## Problem requirements
Exclude all pictures, then copy each of the records exactly as written.

-- -- --

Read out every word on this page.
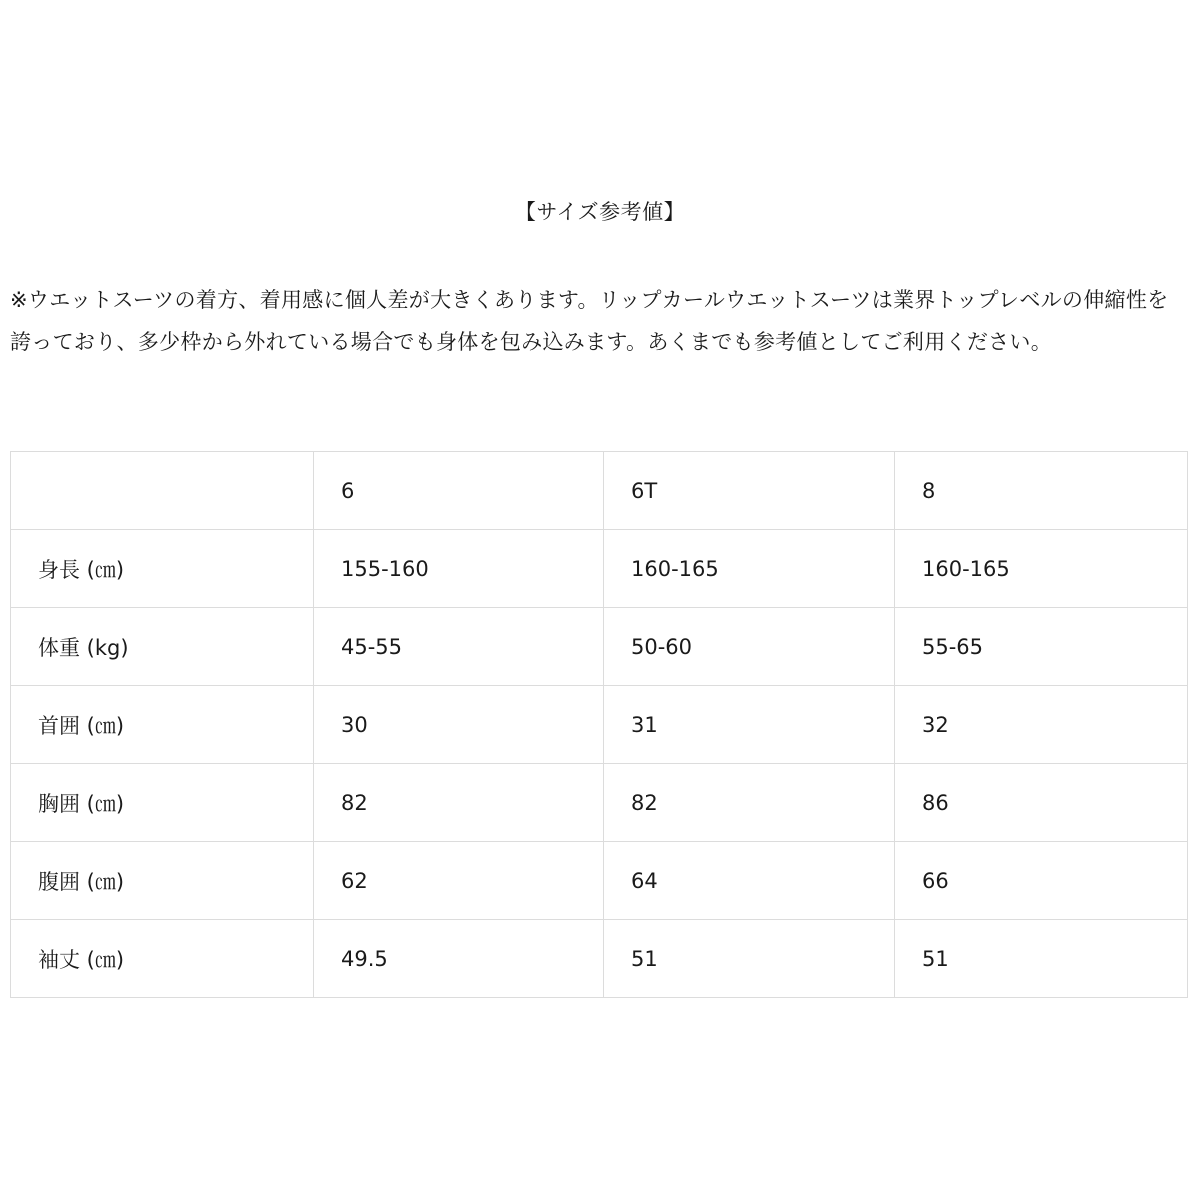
【サイズ参考値】
※ウエットスーツの着方、着用感に個人差が大きくあります。リップカールウエットスーツは業界トップレベルの伸縮性を誇っており、多少枠から外れている場合でも身体を包み込みます。あくまでも参考値としてご利用ください。
	6	6T	8
身長 (㎝)	155-160	160-165	160-165
体重 (kg)	45-55	50-60	55-65
首囲 (㎝)	30	31	32
胸囲 (㎝)	82	82	86
腹囲 (㎝)	62	64	66
袖丈 (㎝)	49.5	51	51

-- -- --

## Exercise response
Read out every word on this page.
【サイズ参考値】
※ウエットスーツの着方、着用感に個人差が大きくあります。リップカールウエットスーツは業界トップレベルの伸縮性を誇っており、多少枠から外れている場合でも身体を包み込みます。あくまでも参考値としてご利用ください。
	6	6T	8
身長 (㎝)	155-160	160-165	160-165
体重 (kg)	45-55	50-60	55-65
首囲 (㎝)	30	31	32
胸囲 (㎝)	82	82	86
腹囲 (㎝)	62	64	66
袖丈 (㎝)	49.5	51	51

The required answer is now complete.